REQUIREMENT ::
Set down every one of the items below word for word, keeping them in the order given.

----- RECORDS PROVIDED

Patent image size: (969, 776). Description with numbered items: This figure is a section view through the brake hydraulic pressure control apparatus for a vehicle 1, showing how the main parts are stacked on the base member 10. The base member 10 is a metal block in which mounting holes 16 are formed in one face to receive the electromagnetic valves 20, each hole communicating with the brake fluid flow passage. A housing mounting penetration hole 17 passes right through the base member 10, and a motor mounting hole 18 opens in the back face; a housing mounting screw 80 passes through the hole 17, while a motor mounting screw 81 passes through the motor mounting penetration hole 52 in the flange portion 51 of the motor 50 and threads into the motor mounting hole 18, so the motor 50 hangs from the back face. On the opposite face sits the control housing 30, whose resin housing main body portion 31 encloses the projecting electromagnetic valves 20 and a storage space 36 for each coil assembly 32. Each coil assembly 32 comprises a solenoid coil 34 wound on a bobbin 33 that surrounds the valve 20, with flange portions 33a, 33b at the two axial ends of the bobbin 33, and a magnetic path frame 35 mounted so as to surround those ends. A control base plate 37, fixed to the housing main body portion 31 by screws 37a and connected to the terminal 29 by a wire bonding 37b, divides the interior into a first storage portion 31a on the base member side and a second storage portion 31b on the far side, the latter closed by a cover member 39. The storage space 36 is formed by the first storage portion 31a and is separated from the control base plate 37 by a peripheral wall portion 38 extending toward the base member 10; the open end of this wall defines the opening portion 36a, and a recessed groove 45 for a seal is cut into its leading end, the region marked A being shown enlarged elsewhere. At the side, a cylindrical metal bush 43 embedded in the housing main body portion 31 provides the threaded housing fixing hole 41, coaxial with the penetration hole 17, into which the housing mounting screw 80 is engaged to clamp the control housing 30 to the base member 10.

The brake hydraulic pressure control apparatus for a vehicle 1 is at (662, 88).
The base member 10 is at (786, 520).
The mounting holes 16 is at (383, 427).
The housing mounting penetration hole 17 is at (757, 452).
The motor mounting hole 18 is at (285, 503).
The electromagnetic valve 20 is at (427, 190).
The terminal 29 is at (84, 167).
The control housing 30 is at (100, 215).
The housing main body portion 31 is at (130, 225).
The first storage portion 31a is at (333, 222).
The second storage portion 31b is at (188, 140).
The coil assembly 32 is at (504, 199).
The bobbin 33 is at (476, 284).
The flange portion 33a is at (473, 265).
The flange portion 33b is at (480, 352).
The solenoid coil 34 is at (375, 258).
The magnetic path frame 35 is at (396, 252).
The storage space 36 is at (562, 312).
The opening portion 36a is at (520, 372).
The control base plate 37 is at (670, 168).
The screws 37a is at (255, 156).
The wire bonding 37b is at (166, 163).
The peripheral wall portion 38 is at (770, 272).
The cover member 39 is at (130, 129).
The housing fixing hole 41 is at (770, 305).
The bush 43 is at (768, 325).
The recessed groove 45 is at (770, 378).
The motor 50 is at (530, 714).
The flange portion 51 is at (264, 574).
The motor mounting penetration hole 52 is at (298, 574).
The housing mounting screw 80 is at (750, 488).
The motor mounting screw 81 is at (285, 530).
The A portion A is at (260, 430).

----------

EXERCISE SOLUTION ::
Patent image size: (969, 776). Description with numbered items: This figure is a section view through the brake hydraulic pressure control apparatus for a vehicle 1, showing how the main parts are stacked on the base member 10. The base member 10 is a metal block in which mounting holes 16 are formed in one face to receive the electromagnetic valves 20, each hole communicating with the brake fluid flow passage. A housing mounting penetration hole 17 passes right through the base member 10, and a motor mounting hole 18 opens in the back face; a housing mounting screw 80 passes through the hole 17, while a motor mounting screw 81 passes through the motor mounting penetration hole 52 in the flange portion 51 of the motor 50 and threads into the motor mounting hole 18, so the motor 50 hangs from the back face. On the opposite face sits the control housing 30, whose resin housing main body portion 31 encloses the projecting electromagnetic valves 20 and a storage space 36 for each coil assembly 32. Each coil assembly 32 comprises a solenoid coil 34 wound on a bobbin 33 that surrounds the valve 20, with flange portions 33a, 33b at the two axial ends of the bobbin 33, and a magnetic path frame 35 mounted so as to surround those ends. A control base plate 37, fixed to the housing main body portion 31 by screws 37a and connected to the terminal 29 by a wire bonding 37b, divides the interior into a first storage portion 31a on the base member side and a second storage portion 31b on the far side, the latter closed by a cover member 39. The storage space 36 is formed by the first storage portion 31a and is separated from the control base plate 37 by a peripheral wall portion 38 extending toward the base member 10; the open end of this wall defines the opening portion 36a, and a recessed groove 45 for a seal is cut into its leading end, the region marked A being shown enlarged elsewhere. At the side, a cylindrical metal bush 43 embedded in the housing main body portion 31 provides the threaded housing fixing hole 41, coaxial with the penetration hole 17, into which the housing mounting screw 80 is engaged to clamp the control housing 30 to the base member 10.

The brake hydraulic pressure control apparatus for a vehicle 1 is at (662, 88).
The base member 10 is at (786, 520).
The mounting holes 16 is at (383, 427).
The housing mounting penetration hole 17 is at (757, 452).
The motor mounting hole 18 is at (285, 503).
The electromagnetic valve 20 is at (427, 190).
The terminal 29 is at (84, 167).
The control housing 30 is at (100, 215).
The housing main body portion 31 is at (130, 225).
The first storage portion 31a is at (333, 222).
The second storage portion 31b is at (188, 140).
The coil assembly 32 is at (504, 199).
The bobbin 33 is at (476, 284).
The flange portion 33a is at (473, 265).
The flange portion 33b is at (480, 352).
The solenoid coil 34 is at (375, 258).
The magnetic path frame 35 is at (396, 252).
The storage space 36 is at (562, 312).
The opening portion 36a is at (520, 372).
The control base plate 37 is at (670, 168).
The screws 37a is at (255, 156).
The wire bonding 37b is at (166, 163).
The peripheral wall portion 38 is at (770, 272).
The cover member 39 is at (130, 129).
The housing fixing hole 41 is at (770, 305).
The bush 43 is at (768, 325).
The recessed groove 45 is at (770, 378).
The motor 50 is at (530, 714).
The flange portion 51 is at (264, 574).
The motor mounting penetration hole 52 is at (298, 574).
The housing mounting screw 80 is at (750, 488).
The motor mounting screw 81 is at (285, 530).
The A portion A is at (260, 430).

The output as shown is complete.